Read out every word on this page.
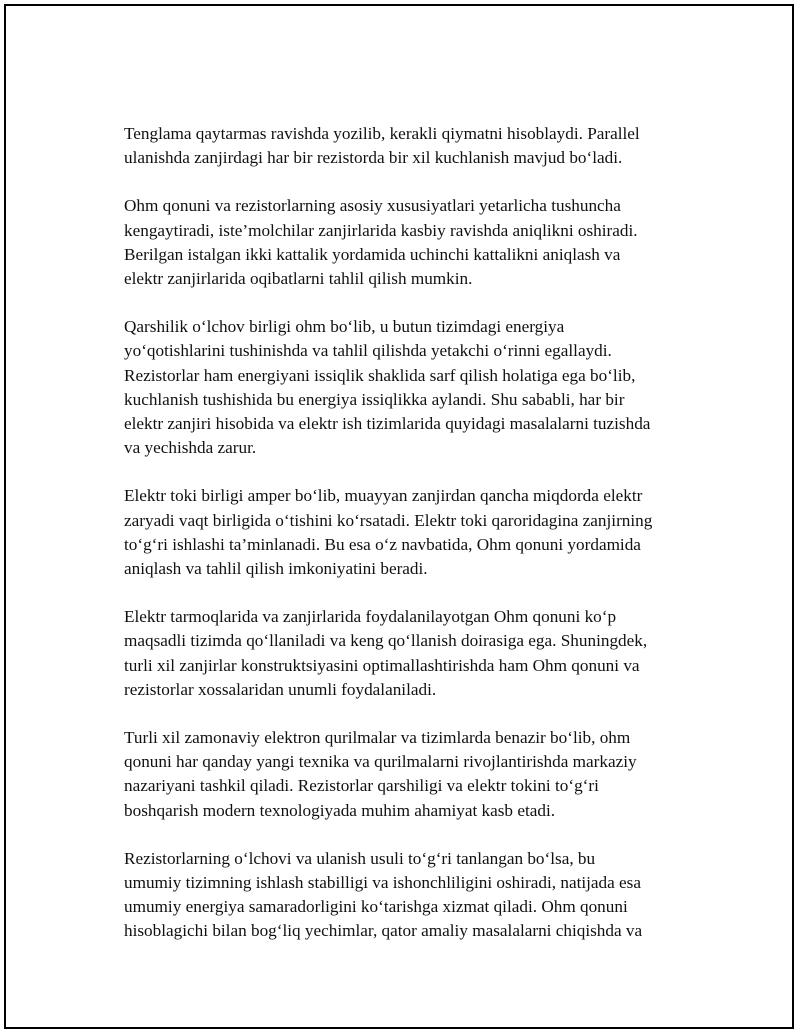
Tenglama qaytarmas ravishda yozilib, kerakli qiymatni hisoblaydi. Parallel
ulanishda zanjirdagi har bir rezistorda bir xil kuchlanish mavjud bo‘ladi.

Ohm qonuni va rezistorlarning asosiy xususiyatlari yetarlicha tushuncha
kengaytiradi, iste’molchilar zanjirlarida kasbiy ravishda aniqlikni oshiradi.
Berilgan istalgan ikki kattalik yordamida uchinchi kattalikni aniqlash va
elektr zanjirlarida oqibatlarni tahlil qilish mumkin.

Qarshilik o‘lchov birligi ohm bo‘lib, u butun tizimdagi energiya
yo‘qotishlarini tushinishda va tahlil qilishda yetakchi o‘rinni egallaydi.
Rezistorlar ham energiyani issiqlik shaklida sarf qilish holatiga ega bo‘lib,
kuchlanish tushishida bu energiya issiqlikka aylandi. Shu sababli, har bir
elektr zanjiri hisobida va elektr ish tizimlarida quyidagi masalalarni tuzishda
va yechishda zarur.

Elektr toki birligi amper bo‘lib, muayyan zanjirdan qancha miqdorda elektr
zaryadi vaqt birligida o‘tishini ko‘rsatadi. Elektr toki qaroridagina zanjirning
to‘g‘ri ishlashi ta’minlanadi. Bu esa o‘z navbatida, Ohm qonuni yordamida
aniqlash va tahlil qilish imkoniyatini beradi.

Elektr tarmoqlarida va zanjirlarida foydalanilayotgan Ohm qonuni ko‘p
maqsadli tizimda qo‘llaniladi va keng qo‘llanish doirasiga ega. Shuningdek,
turli xil zanjirlar konstruktsiyasini optimallashtirishda ham Ohm qonuni va
rezistorlar xossalaridan unumli foydalaniladi.

Turli xil zamonaviy elektron qurilmalar va tizimlarda benazir bo‘lib, ohm
qonuni har qanday yangi texnika va qurilmalarni rivojlantirishda markaziy
nazariyani tashkil qiladi. Rezistorlar qarshiligi va elektr tokini to‘g‘ri
boshqarish modern texnologiyada muhim ahamiyat kasb etadi.

Rezistorlarning o‘lchovi va ulanish usuli to‘g‘ri tanlangan bo‘lsa, bu
umumiy tizimning ishlash stabilligi va ishonchliligini oshiradi, natijada esa
umumiy energiya samaradorligini ko‘tarishga xizmat qiladi. Ohm qonuni
hisoblagichi bilan bog‘liq yechimlar, qator amaliy masalalarni chiqishda va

> _WHAT THE TASK ASKS_
Retype the entries word for word. Omit any images.

> _EXERCISE OUTPUT_
Read out every word on this page.
Tenglama qaytarmas ravishda yozilib, kerakli qiymatni hisoblaydi. Parallel
ulanishda zanjirdagi har bir rezistorda bir xil kuchlanish mavjud bo‘ladi.

Ohm qonuni va rezistorlarning asosiy xususiyatlari yetarlicha tushuncha
kengaytiradi, iste’molchilar zanjirlarida kasbiy ravishda aniqlikni oshiradi.
Berilgan istalgan ikki kattalik yordamida uchinchi kattalikni aniqlash va
elektr zanjirlarida oqibatlarni tahlil qilish mumkin.

Qarshilik o‘lchov birligi ohm bo‘lib, u butun tizimdagi energiya
yo‘qotishlarini tushinishda va tahlil qilishda yetakchi o‘rinni egallaydi.
Rezistorlar ham energiyani issiqlik shaklida sarf qilish holatiga ega bo‘lib,
kuchlanish tushishida bu energiya issiqlikka aylandi. Shu sababli, har bir
elektr zanjiri hisobida va elektr ish tizimlarida quyidagi masalalarni tuzishda
va yechishda zarur.

Elektr toki birligi amper bo‘lib, muayyan zanjirdan qancha miqdorda elektr
zaryadi vaqt birligida o‘tishini ko‘rsatadi. Elektr toki qaroridagina zanjirning
to‘g‘ri ishlashi ta’minlanadi. Bu esa o‘z navbatida, Ohm qonuni yordamida
aniqlash va tahlil qilish imkoniyatini beradi.

Elektr tarmoqlarida va zanjirlarida foydalanilayotgan Ohm qonuni ko‘p
maqsadli tizimda qo‘llaniladi va keng qo‘llanish doirasiga ega. Shuningdek,
turli xil zanjirlar konstruktsiyasini optimallashtirishda ham Ohm qonuni va
rezistorlar xossalaridan unumli foydalaniladi.

Turli xil zamonaviy elektron qurilmalar va tizimlarda benazir bo‘lib, ohm
qonuni har qanday yangi texnika va qurilmalarni rivojlantirishda markaziy
nazariyani tashkil qiladi. Rezistorlar qarshiligi va elektr tokini to‘g‘ri
boshqarish modern texnologiyada muhim ahamiyat kasb etadi.

Rezistorlarning o‘lchovi va ulanish usuli to‘g‘ri tanlangan bo‘lsa, bu
umumiy tizimning ishlash stabilligi va ishonchliligini oshiradi, natijada esa
umumiy energiya samaradorligini ko‘tarishga xizmat qiladi. Ohm qonuni
hisoblagichi bilan bog‘liq yechimlar, qator amaliy masalalarni chiqishda va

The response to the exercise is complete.